Task objective =
Will you quote all of the entries, word for word?

Start of Data excerpts

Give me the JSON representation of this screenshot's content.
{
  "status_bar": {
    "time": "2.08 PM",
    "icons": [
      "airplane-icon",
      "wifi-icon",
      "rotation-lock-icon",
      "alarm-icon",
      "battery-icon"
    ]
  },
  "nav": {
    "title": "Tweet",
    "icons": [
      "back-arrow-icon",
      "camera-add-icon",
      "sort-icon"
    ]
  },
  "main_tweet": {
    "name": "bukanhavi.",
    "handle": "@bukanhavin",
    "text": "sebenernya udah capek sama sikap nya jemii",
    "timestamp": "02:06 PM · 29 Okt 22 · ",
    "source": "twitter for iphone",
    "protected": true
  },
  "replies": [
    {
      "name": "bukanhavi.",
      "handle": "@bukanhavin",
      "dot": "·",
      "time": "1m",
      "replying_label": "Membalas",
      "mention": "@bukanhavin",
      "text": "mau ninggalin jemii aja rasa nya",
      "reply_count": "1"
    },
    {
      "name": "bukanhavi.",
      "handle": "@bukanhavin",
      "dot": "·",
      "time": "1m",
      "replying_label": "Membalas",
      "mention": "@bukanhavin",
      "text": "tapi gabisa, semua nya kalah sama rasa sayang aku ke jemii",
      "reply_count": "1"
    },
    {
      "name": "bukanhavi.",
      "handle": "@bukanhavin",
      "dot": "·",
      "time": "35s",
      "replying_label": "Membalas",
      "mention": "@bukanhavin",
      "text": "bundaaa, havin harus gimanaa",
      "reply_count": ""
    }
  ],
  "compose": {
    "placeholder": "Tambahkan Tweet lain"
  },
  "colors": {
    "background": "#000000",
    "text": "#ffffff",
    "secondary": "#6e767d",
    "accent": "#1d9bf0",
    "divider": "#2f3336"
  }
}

End of Data excerpts

In response =
Give me the JSON representation of this screenshot's content.
{
  "status_bar": {
    "time": "2.08 PM",
    "icons": [
      "airplane-icon",
      "wifi-icon",
      "rotation-lock-icon",
      "alarm-icon",
      "battery-icon"
    ]
  },
  "nav": {
    "title": "Tweet",
    "icons": [
      "back-arrow-icon",
      "camera-add-icon",
      "sort-icon"
    ]
  },
  "main_tweet": {
    "name": "bukanhavi.",
    "handle": "@bukanhavin",
    "text": "sebenernya udah capek sama sikap nya jemii",
    "timestamp": "02:06 PM · 29 Okt 22 · ",
    "source": "twitter for iphone",
    "protected": true
  },
  "replies": [
    {
      "name": "bukanhavi.",
      "handle": "@bukanhavin",
      "dot": "·",
      "time": "1m",
      "replying_label": "Membalas",
      "mention": "@bukanhavin",
      "text": "mau ninggalin jemii aja rasa nya",
      "reply_count": "1"
    },
    {
      "name": "bukanhavi.",
      "handle": "@bukanhavin",
      "dot": "·",
      "time": "1m",
      "replying_label": "Membalas",
      "mention": "@bukanhavin",
      "text": "tapi gabisa, semua nya kalah sama rasa sayang aku ke jemii",
      "reply_count": "1"
    },
    {
      "name": "bukanhavi.",
      "handle": "@bukanhavin",
      "dot": "·",
      "time": "35s",
      "replying_label": "Membalas",
      "mention": "@bukanhavin",
      "text": "bundaaa, havin harus gimanaa",
      "reply_count": ""
    }
  ],
  "compose": {
    "placeholder": "Tambahkan Tweet lain"
  },
  "colors": {
    "background": "#000000",
    "text": "#ffffff",
    "secondary": "#6e767d",
    "accent": "#1d9bf0",
    "divider": "#2f3336"
  }
}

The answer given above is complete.